## [Exercise details]
Transcribe each line of the records below exactly, excluding any embedded images.

— start of Supplied data —

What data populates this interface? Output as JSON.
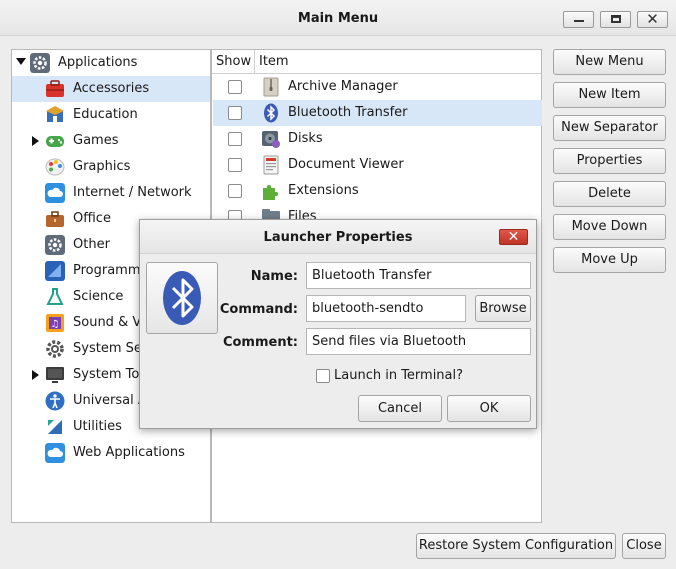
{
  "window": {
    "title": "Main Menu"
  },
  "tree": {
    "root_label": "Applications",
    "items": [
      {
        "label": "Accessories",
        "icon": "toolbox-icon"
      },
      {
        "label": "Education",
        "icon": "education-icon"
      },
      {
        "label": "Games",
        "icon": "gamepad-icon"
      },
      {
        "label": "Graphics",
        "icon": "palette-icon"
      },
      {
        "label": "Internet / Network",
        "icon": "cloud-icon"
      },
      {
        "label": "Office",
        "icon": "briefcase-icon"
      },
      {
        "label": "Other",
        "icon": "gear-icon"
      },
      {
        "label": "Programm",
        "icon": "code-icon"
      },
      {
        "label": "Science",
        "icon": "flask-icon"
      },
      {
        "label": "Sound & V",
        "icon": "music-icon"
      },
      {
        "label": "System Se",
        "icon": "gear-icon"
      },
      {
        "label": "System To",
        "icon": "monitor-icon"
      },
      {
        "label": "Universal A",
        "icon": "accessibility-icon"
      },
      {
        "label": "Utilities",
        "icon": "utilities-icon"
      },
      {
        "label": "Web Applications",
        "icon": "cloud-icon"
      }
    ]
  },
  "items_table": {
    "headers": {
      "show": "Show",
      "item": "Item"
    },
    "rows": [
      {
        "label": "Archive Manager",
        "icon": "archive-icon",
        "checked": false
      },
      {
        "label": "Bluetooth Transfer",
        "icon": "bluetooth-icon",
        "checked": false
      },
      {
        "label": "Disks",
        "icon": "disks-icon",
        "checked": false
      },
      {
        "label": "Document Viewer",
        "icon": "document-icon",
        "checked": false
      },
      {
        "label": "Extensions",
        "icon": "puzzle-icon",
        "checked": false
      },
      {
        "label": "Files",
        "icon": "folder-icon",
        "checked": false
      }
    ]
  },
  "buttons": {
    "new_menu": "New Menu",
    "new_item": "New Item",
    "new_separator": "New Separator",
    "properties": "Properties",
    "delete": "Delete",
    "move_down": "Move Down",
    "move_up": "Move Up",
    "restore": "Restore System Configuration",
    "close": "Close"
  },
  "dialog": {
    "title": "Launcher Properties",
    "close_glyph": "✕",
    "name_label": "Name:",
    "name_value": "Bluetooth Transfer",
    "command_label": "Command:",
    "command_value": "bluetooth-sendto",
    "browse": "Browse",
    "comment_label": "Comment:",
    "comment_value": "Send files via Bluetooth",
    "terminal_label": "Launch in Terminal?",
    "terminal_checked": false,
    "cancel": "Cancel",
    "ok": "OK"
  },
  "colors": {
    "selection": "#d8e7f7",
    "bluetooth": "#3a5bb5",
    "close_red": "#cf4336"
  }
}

— end of Supplied data —

## [Response to the task]
What data populates this interface? Output as JSON.
{
  "window": {
    "title": "Main Menu"
  },
  "tree": {
    "root_label": "Applications",
    "items": [
      {
        "label": "Accessories",
        "icon": "toolbox-icon"
      },
      {
        "label": "Education",
        "icon": "education-icon"
      },
      {
        "label": "Games",
        "icon": "gamepad-icon"
      },
      {
        "label": "Graphics",
        "icon": "palette-icon"
      },
      {
        "label": "Internet / Network",
        "icon": "cloud-icon"
      },
      {
        "label": "Office",
        "icon": "briefcase-icon"
      },
      {
        "label": "Other",
        "icon": "gear-icon"
      },
      {
        "label": "Programm",
        "icon": "code-icon"
      },
      {
        "label": "Science",
        "icon": "flask-icon"
      },
      {
        "label": "Sound & V",
        "icon": "music-icon"
      },
      {
        "label": "System Se",
        "icon": "gear-icon"
      },
      {
        "label": "System To",
        "icon": "monitor-icon"
      },
      {
        "label": "Universal A",
        "icon": "accessibility-icon"
      },
      {
        "label": "Utilities",
        "icon": "utilities-icon"
      },
      {
        "label": "Web Applications",
        "icon": "cloud-icon"
      }
    ]
  },
  "items_table": {
    "headers": {
      "show": "Show",
      "item": "Item"
    },
    "rows": [
      {
        "label": "Archive Manager",
        "icon": "archive-icon",
        "checked": false
      },
      {
        "label": "Bluetooth Transfer",
        "icon": "bluetooth-icon",
        "checked": false
      },
      {
        "label": "Disks",
        "icon": "disks-icon",
        "checked": false
      },
      {
        "label": "Document Viewer",
        "icon": "document-icon",
        "checked": false
      },
      {
        "label": "Extensions",
        "icon": "puzzle-icon",
        "checked": false
      },
      {
        "label": "Files",
        "icon": "folder-icon",
        "checked": false
      }
    ]
  },
  "buttons": {
    "new_menu": "New Menu",
    "new_item": "New Item",
    "new_separator": "New Separator",
    "properties": "Properties",
    "delete": "Delete",
    "move_down": "Move Down",
    "move_up": "Move Up",
    "restore": "Restore System Configuration",
    "close": "Close"
  },
  "dialog": {
    "title": "Launcher Properties",
    "close_glyph": "✕",
    "name_label": "Name:",
    "name_value": "Bluetooth Transfer",
    "command_label": "Command:",
    "command_value": "bluetooth-sendto",
    "browse": "Browse",
    "comment_label": "Comment:",
    "comment_value": "Send files via Bluetooth",
    "terminal_label": "Launch in Terminal?",
    "terminal_checked": false,
    "cancel": "Cancel",
    "ok": "OK"
  },
  "colors": {
    "selection": "#d8e7f7",
    "bluetooth": "#3a5bb5",
    "close_red": "#cf4336"
  }
}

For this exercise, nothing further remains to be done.